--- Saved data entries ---
___

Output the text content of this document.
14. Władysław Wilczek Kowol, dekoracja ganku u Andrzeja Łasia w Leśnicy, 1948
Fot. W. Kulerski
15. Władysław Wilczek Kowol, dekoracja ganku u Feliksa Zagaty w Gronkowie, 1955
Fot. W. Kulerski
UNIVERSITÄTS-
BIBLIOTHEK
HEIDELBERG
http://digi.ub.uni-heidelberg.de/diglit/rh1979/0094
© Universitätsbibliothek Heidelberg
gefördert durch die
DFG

___

--- WRITTEN EXERCISE ---
Write out every line of the entries that holds the word "Władysław".

--- THE REPLY ---
14. Władysław Wilczek Kowol, dekoracja ganku u Andrzeja Łasia w Leśnicy, 1948
15. Władysław Wilczek Kowol, dekoracja ganku u Feliksa Zagaty w Gronkowie, 1955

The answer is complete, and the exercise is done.